[Items from a dataset]

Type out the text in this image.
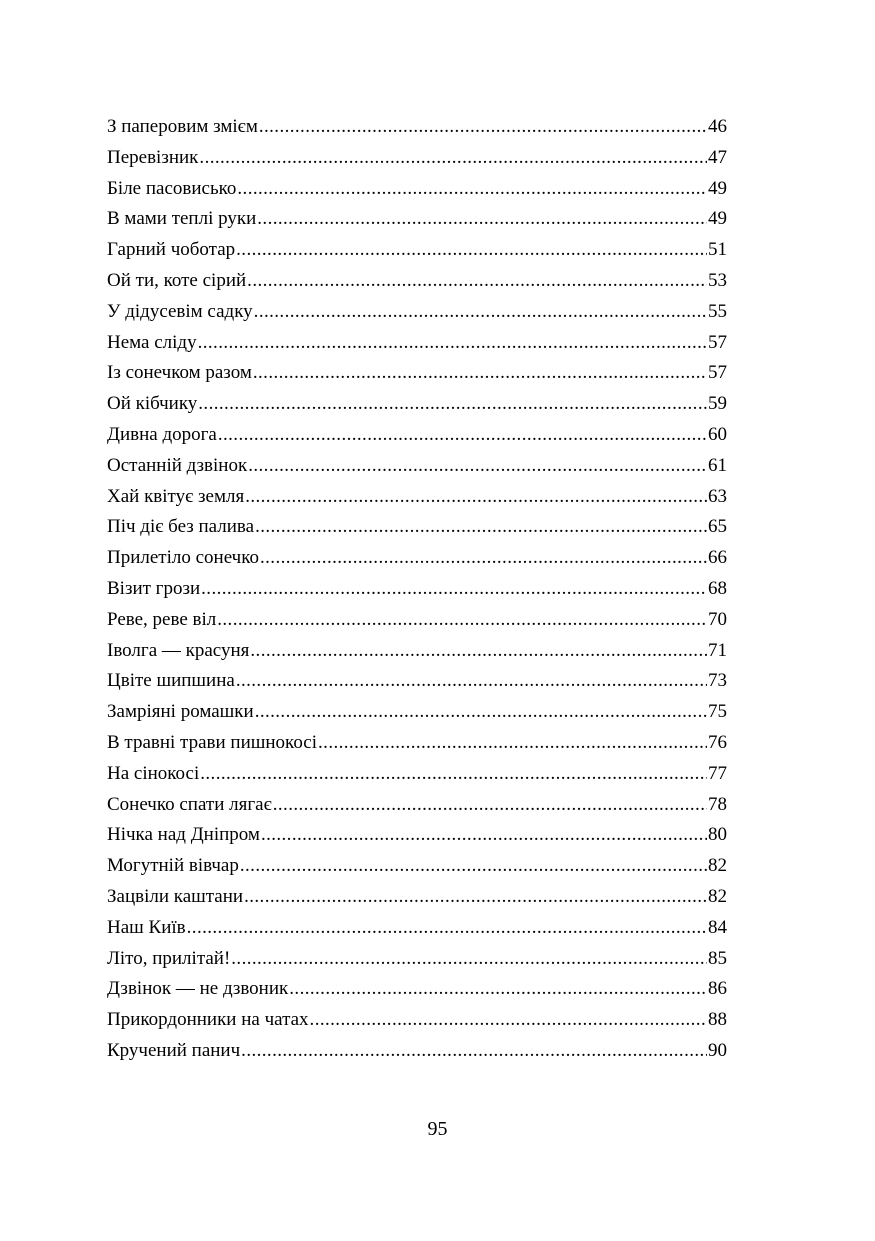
З паперовим змієм .....	46
Перевізник .....	47
Біле пасовисько .....	49
В мами теплі руки .....	49
Гарний чоботар .....	51
Ой ти, коте сірий .....	53
У дідусевім садку .....	55
Нема сліду .....	57
Із сонечком разом .....	57
Ой кібчику .....	59
Дивна дорога .....	60
Останній дзвінок .....	61
Хай квітує земля .....	63
Піч діє без палива .....	65
Прилетіло сонечко .....	66
Візит грози .....	68
Реве, реве віл .....	70
Іволга — красуня .....	71
Цвіте шипшина .....	73
Замріяні ромашки .....	75
В травні трави пишнокосі .....	76
На сінокосі .....	77
Сонечко спати лягає .....	78
Нічка над Дніпром .....	80
Могутній вівчар .....	82
Зацвіли каштани .....	82
Наш Київ .....	84
Літо, прилітай! .....	85
Дзвінок — не дзвоник .....	86
Прикордонники на чатах .....	88
Кручений панич .....	90
95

(TASK GOAL): Return each line from the material above exactly, but not the pictures.

(RESULT OF THIS TASK):
Type out the text in this image.
З паперовим змієм .....	46
Перевізник .....	47
Біле пасовисько .....	49
В мами теплі руки .....	49
Гарний чоботар .....	51
Ой ти, коте сірий .....	53
У дідусевім садку .....	55
Нема сліду .....	57
Із сонечком разом .....	57
Ой кібчику .....	59
Дивна дорога .....	60
Останній дзвінок .....	61
Хай квітує земля .....	63
Піч діє без палива .....	65
Прилетіло сонечко .....	66
Візит грози .....	68
Реве, реве віл .....	70
Іволга — красуня .....	71
Цвіте шипшина .....	73
Замріяні ромашки .....	75
В травні трави пишнокосі .....	76
На сінокосі .....	77
Сонечко спати лягає .....	78
Нічка над Дніпром .....	80
Могутній вівчар .....	82
Зацвіли каштани .....	82
Наш Київ .....	84
Літо, прилітай! .....	85
Дзвінок — не дзвоник .....	86
Прикордонники на чатах .....	88
Кручений панич .....	90
95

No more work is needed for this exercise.